#### Problem details
Lay out every line of the listing from its first line through the line containing "estimated-hours-value: 4.00 xyxy=(477,459,504,475)", both included, as a Markdown table with the columns Row and Line, skipping any blank lines.

#### Information shown
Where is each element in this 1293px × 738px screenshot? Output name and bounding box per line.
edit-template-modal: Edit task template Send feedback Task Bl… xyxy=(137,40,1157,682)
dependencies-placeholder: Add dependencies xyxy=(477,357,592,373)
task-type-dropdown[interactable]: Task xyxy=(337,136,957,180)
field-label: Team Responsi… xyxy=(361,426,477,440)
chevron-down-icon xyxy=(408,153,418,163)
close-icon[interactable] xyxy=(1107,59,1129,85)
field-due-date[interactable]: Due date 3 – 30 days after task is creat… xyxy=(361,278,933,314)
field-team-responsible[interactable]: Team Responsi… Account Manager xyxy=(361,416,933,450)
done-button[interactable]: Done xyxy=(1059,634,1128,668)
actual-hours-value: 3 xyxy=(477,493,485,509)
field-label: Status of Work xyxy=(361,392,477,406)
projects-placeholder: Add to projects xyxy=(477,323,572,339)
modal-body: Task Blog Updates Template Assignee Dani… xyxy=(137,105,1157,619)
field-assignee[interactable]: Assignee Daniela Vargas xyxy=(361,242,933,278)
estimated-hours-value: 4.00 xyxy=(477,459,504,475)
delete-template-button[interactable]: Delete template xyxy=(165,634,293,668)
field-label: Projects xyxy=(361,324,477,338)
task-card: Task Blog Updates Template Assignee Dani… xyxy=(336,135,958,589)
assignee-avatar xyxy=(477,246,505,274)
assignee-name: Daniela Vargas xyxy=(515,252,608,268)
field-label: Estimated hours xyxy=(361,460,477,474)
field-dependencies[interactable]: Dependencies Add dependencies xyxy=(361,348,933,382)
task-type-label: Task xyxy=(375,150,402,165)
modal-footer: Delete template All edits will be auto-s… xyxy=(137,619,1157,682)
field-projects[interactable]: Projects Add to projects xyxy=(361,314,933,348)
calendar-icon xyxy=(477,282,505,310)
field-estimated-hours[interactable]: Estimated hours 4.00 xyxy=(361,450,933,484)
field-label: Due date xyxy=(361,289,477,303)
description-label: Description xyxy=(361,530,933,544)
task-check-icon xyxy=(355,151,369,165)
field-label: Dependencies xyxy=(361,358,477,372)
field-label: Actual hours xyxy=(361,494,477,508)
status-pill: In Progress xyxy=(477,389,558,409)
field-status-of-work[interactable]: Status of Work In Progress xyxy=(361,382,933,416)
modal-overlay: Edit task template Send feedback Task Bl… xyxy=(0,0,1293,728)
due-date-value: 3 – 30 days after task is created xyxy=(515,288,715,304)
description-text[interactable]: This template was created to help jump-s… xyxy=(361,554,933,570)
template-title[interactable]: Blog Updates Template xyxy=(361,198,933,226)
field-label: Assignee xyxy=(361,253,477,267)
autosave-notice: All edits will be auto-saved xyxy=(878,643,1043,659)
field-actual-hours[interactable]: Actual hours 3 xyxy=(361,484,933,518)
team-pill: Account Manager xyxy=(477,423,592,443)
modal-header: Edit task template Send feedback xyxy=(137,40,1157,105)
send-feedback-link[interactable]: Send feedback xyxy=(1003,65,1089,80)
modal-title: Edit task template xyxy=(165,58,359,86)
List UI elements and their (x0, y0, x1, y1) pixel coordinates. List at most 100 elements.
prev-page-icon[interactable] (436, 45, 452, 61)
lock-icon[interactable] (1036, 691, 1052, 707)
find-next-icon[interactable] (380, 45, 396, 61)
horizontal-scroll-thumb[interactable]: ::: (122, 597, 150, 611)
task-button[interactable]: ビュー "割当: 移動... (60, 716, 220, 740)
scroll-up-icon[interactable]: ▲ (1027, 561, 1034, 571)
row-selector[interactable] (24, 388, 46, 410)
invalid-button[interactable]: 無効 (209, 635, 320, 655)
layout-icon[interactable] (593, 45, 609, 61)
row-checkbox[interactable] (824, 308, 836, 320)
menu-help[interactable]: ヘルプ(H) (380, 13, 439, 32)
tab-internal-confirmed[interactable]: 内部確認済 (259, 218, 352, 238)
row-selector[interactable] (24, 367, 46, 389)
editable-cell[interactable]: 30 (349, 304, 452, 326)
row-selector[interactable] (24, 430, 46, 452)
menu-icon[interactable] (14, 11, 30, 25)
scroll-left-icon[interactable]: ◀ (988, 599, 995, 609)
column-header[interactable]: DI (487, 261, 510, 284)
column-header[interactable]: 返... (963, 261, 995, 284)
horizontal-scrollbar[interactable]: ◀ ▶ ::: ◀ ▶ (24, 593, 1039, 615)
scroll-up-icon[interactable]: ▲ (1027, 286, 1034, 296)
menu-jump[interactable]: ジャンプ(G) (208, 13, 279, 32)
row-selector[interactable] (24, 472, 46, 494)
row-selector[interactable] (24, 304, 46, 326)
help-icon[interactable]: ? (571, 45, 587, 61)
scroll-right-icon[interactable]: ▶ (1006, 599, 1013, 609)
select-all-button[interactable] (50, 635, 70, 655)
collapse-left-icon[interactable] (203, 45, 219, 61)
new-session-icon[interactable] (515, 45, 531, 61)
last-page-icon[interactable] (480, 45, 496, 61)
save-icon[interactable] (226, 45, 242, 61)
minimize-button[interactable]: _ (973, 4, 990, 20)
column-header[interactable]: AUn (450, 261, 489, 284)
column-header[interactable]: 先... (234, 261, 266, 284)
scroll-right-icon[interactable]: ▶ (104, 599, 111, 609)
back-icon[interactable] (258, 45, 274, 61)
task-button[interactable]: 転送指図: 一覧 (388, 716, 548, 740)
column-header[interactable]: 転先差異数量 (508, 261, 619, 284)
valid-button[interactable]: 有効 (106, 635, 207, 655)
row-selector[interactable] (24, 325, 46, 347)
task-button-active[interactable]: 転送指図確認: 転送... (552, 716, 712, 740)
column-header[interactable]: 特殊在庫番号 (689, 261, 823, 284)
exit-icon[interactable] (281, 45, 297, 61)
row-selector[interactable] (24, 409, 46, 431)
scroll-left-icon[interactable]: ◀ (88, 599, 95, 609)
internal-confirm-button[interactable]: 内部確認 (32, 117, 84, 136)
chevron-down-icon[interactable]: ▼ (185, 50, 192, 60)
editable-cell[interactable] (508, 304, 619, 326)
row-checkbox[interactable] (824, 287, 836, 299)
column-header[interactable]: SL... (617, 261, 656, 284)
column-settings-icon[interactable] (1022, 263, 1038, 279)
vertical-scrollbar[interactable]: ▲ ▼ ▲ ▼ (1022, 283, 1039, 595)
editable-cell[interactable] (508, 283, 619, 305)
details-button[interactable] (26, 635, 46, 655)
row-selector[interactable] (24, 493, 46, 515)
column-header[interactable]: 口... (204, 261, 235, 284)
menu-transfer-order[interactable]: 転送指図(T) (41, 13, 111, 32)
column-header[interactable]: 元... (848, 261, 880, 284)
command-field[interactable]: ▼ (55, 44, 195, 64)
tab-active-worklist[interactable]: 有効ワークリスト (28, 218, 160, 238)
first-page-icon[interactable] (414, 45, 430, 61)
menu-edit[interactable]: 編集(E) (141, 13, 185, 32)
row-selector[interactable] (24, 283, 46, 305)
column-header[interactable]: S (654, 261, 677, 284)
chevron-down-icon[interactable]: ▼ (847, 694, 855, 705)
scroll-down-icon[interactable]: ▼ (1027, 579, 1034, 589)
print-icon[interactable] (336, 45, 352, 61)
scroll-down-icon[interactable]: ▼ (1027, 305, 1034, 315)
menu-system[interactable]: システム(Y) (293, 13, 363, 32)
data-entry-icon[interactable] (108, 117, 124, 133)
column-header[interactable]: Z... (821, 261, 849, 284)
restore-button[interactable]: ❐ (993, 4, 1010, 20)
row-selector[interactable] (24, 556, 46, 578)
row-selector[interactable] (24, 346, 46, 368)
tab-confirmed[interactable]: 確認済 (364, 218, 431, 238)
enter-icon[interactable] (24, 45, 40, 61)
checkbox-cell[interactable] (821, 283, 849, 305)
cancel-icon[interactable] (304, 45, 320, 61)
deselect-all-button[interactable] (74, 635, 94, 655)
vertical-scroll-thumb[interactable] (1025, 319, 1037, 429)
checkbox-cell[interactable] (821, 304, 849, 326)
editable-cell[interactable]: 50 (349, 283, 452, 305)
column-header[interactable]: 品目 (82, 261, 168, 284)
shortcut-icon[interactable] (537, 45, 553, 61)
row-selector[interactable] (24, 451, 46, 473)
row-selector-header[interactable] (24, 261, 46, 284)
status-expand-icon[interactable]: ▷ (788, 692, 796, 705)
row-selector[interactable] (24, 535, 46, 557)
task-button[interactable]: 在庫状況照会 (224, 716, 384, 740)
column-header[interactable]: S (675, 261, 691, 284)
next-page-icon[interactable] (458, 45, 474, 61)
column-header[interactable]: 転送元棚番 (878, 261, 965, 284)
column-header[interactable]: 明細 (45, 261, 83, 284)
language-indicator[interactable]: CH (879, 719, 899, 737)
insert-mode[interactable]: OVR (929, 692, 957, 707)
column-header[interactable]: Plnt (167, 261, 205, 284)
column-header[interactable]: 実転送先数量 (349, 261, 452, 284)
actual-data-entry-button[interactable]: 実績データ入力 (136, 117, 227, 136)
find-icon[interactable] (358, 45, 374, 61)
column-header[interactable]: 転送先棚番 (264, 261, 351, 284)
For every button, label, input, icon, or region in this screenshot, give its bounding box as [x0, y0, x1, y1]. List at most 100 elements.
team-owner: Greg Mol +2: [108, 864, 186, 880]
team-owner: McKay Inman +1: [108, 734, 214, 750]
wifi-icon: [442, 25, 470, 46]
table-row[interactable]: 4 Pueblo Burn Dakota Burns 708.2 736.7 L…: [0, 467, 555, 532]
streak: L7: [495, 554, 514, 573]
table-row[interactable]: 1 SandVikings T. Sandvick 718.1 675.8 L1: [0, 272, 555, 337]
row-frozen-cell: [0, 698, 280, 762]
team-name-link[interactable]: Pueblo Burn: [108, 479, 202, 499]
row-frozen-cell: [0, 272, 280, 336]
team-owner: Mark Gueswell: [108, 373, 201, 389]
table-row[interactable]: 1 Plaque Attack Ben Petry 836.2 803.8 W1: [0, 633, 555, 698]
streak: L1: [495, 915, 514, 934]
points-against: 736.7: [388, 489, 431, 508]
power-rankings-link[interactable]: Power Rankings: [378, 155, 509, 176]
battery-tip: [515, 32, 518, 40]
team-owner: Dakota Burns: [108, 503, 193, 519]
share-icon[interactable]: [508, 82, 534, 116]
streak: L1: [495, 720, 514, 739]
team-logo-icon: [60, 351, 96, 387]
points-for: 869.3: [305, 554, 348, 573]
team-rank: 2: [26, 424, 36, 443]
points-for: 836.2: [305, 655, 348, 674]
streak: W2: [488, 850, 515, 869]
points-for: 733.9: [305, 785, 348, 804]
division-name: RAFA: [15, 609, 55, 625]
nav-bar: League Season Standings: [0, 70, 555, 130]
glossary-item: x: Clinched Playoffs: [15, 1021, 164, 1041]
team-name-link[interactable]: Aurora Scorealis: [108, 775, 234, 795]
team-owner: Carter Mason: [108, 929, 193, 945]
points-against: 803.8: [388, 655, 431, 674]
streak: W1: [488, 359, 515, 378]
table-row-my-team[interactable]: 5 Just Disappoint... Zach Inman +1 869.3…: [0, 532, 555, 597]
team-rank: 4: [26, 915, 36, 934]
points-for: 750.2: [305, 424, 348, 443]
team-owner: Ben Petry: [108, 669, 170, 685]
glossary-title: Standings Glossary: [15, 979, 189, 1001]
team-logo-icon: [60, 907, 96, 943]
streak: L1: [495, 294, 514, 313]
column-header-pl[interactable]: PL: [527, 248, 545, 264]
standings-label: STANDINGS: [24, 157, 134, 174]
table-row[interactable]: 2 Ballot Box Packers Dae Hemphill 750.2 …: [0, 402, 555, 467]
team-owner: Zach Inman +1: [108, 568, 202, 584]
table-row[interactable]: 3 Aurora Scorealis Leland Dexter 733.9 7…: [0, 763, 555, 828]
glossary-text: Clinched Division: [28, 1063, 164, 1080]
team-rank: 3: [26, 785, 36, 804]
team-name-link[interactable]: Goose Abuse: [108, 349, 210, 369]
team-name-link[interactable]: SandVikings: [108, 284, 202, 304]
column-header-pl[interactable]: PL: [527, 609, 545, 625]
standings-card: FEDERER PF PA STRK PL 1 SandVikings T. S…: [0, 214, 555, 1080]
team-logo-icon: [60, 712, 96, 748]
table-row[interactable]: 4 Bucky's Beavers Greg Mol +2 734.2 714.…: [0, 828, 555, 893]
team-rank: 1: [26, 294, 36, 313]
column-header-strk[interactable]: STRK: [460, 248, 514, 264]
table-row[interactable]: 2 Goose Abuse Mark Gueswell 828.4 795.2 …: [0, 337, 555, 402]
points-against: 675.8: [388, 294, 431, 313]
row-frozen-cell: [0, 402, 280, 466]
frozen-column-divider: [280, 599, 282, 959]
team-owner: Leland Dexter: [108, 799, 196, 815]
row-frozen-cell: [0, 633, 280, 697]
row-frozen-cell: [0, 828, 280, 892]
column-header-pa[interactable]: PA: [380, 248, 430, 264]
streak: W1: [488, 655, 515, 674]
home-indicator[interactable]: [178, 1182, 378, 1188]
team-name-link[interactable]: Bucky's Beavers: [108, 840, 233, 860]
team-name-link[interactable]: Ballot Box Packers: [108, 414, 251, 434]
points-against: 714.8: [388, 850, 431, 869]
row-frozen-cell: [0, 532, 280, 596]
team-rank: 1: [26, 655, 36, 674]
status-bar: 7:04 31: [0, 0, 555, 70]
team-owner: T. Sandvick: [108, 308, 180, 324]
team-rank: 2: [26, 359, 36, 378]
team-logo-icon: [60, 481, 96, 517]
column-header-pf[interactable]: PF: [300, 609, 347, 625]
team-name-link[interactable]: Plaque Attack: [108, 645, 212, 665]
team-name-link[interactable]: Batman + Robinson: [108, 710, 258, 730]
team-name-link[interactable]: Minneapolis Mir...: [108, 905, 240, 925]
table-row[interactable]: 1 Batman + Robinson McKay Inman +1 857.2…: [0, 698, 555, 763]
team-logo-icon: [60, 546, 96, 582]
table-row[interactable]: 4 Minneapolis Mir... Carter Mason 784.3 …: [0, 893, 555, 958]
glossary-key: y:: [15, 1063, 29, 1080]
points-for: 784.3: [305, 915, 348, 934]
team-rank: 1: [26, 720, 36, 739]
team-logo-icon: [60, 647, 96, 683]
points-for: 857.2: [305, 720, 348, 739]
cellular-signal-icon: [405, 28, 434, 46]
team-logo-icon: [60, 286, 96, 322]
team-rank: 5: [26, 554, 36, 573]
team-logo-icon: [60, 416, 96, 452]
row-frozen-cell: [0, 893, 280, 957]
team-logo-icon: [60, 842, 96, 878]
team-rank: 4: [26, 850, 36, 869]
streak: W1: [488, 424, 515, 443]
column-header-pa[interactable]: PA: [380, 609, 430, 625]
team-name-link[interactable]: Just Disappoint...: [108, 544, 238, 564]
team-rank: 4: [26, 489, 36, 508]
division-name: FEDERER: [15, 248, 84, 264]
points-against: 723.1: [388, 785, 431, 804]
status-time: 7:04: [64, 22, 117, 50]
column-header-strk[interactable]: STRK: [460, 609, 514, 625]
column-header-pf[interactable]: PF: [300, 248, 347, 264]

#### Result of the exercise
| Row | Line |
|---|---|
| 1 | Where is each element in this 1293px × 738px screenshot? Output name and bounding box per line. |
| 2 | edit-template-modal: Edit task template Send feedback Task Bl… xyxy=(137,40,1157,682) |
| 3 | dependencies-placeholder: Add dependencies xyxy=(477,357,592,373) |
| 4 | task-type-dropdown[interactable]: Task xyxy=(337,136,957,180) |
| 5 | field-label: Team Responsi… xyxy=(361,426,477,440) |
| 6 | chevron-down-icon xyxy=(408,153,418,163) |
| 7 | close-icon[interactable] xyxy=(1107,59,1129,85) |
| 8 | field-due-date[interactable]: Due date 3 – 30 days after task is creat… xyxy=(361,278,933,314) |
| 9 | field-team-responsible[interactable]: Team Responsi… Account Manager xyxy=(361,416,933,450) |
| 10 | done-button[interactable]: Done xyxy=(1059,634,1128,668) |
| 11 | actual-hours-value: 3 xyxy=(477,493,485,509) |
| 12 | field-label: Status of Work xyxy=(361,392,477,406) |
| 13 | projects-placeholder: Add to projects xyxy=(477,323,572,339) |
| 14 | modal-body: Task Blog Updates Template Assignee Dani… xyxy=(137,105,1157,619) |
| 15 | field-assignee[interactable]: Assignee Daniela Vargas xyxy=(361,242,933,278) |
| 16 | estimated-hours-value: 4.00 xyxy=(477,459,504,475) |